**Your objective**
Review the listing and copy each line that holds the word "name".

· · · ·

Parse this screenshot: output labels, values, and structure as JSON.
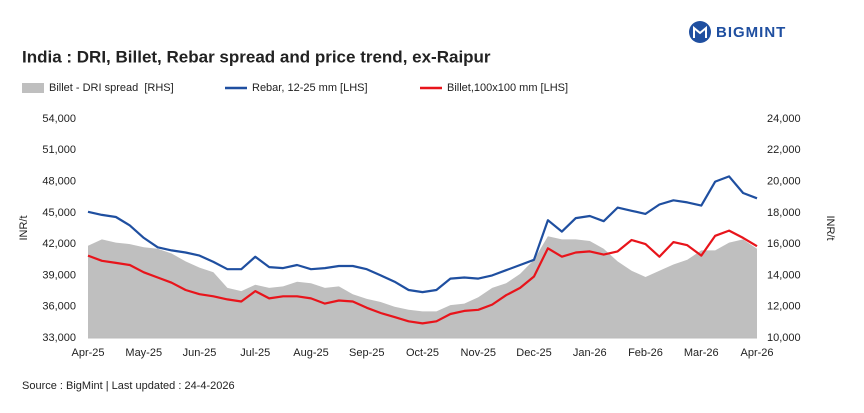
{
  "logo": "BIGMINT",
  "chart_data": {
    "type": "line",
    "title": "India : DRI, Billet, Rebar spread and price trend, ex-Raipur",
    "y_label": "INR/t",
    "y2_label": "INR/t",
    "source": "Source : BigMint | Last updated : 24-4-2026",
    "x": [
      0,
      0.25,
      0.5,
      0.75,
      1,
      1.25,
      1.5,
      1.75,
      2,
      2.25,
      2.5,
      2.75,
      3,
      3.25,
      3.5,
      3.75,
      4,
      4.25,
      4.5,
      4.75,
      5,
      5.25,
      5.5,
      5.75,
      6,
      6.25,
      6.5,
      6.75,
      7,
      7.25,
      7.5,
      7.75,
      8,
      8.25,
      8.5,
      8.75,
      9,
      9.25,
      9.5,
      9.75,
      10,
      10.25,
      10.5,
      10.75,
      11,
      11.25,
      11.5,
      11.75,
      12
    ],
    "xlim": [
      0,
      12
    ],
    "xticks": [
      {
        "value": 0,
        "label": "Apr-25"
      },
      {
        "value": 1,
        "label": "May-25"
      },
      {
        "value": 2,
        "label": "Jun-25"
      },
      {
        "value": 3,
        "label": "Jul-25"
      },
      {
        "value": 4,
        "label": "Aug-25"
      },
      {
        "value": 5,
        "label": "Sep-25"
      },
      {
        "value": 6,
        "label": "Oct-25"
      },
      {
        "value": 7,
        "label": "Nov-25"
      },
      {
        "value": 8,
        "label": "Dec-25"
      },
      {
        "value": 9,
        "label": "Jan-26"
      },
      {
        "value": 10,
        "label": "Feb-26"
      },
      {
        "value": 11,
        "label": "Mar-26"
      },
      {
        "value": 12,
        "label": "Apr-26"
      }
    ],
    "ylim": [
      33000,
      54000
    ],
    "yticks": [
      {
        "value": 33000,
        "label": "33,000"
      },
      {
        "value": 36000,
        "label": "36,000"
      },
      {
        "value": 39000,
        "label": "39,000"
      },
      {
        "value": 42000,
        "label": "42,000"
      },
      {
        "value": 45000,
        "label": "45,000"
      },
      {
        "value": 48000,
        "label": "48,000"
      },
      {
        "value": 51000,
        "label": "51,000"
      },
      {
        "value": 54000,
        "label": "54,000"
      }
    ],
    "y2lim": [
      10000,
      24000
    ],
    "y2ticks": [
      {
        "value": 10000,
        "label": "10,000"
      },
      {
        "value": 12000,
        "label": "12,000"
      },
      {
        "value": 14000,
        "label": "14,000"
      },
      {
        "value": 16000,
        "label": "16,000"
      },
      {
        "value": 18000,
        "label": "18,000"
      },
      {
        "value": 20000,
        "label": "20,000"
      },
      {
        "value": 22000,
        "label": "22,000"
      },
      {
        "value": 24000,
        "label": "24,000"
      }
    ],
    "legend": "top",
    "series": [
      {
        "name": "Billet - DRI spread  [RHS]",
        "type": "area",
        "axis": "y2",
        "color": "#bfbfbf",
        "values": [
          15900,
          16300,
          16100,
          16000,
          15800,
          15700,
          15400,
          14900,
          14500,
          14200,
          13200,
          13000,
          13400,
          13200,
          13300,
          13600,
          13500,
          13200,
          13300,
          12800,
          12500,
          12300,
          12000,
          11800,
          11700,
          11700,
          12100,
          12200,
          12600,
          13200,
          13500,
          14100,
          15000,
          16500,
          16300,
          16300,
          16200,
          15700,
          14900,
          14300,
          13900,
          14300,
          14700,
          15000,
          15600,
          15600,
          16100,
          16300,
          15700
        ]
      },
      {
        "name": "Rebar, 12-25 mm [LHS]",
        "type": "line",
        "color": "#1f4fa0",
        "values": [
          45100,
          44800,
          44600,
          43800,
          42600,
          41700,
          41400,
          41200,
          40900,
          40300,
          39600,
          39600,
          40800,
          39800,
          39700,
          40000,
          39600,
          39700,
          39900,
          39900,
          39600,
          39000,
          38400,
          37600,
          37400,
          37600,
          38700,
          38800,
          38700,
          39000,
          39500,
          40000,
          40500,
          44300,
          43200,
          44500,
          44700,
          44200,
          45500,
          45200,
          44900,
          45800,
          46200,
          46000,
          45700,
          48000,
          48500,
          46900,
          46400
        ]
      },
      {
        "name": "Billet,100x100 mm [LHS]",
        "type": "line",
        "color": "#e8141b",
        "values": [
          40900,
          40400,
          40200,
          40000,
          39300,
          38800,
          38300,
          37600,
          37200,
          37000,
          36700,
          36500,
          37500,
          36800,
          37000,
          37000,
          36800,
          36300,
          36600,
          36500,
          35900,
          35400,
          35000,
          34600,
          34400,
          34600,
          35300,
          35600,
          35700,
          36200,
          37100,
          37800,
          38900,
          41600,
          40800,
          41200,
          41300,
          41000,
          41300,
          42400,
          42000,
          40800,
          42200,
          41900,
          40900,
          42800,
          43300,
          42600,
          41800
        ]
      }
    ]
  }
}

· · · ·

**Reply**
        "name": "Billet - DRI spread  [RHS]",
        "name": "Rebar, 12-25 mm [LHS]",
        "name": "Billet,100x100 mm [LHS]",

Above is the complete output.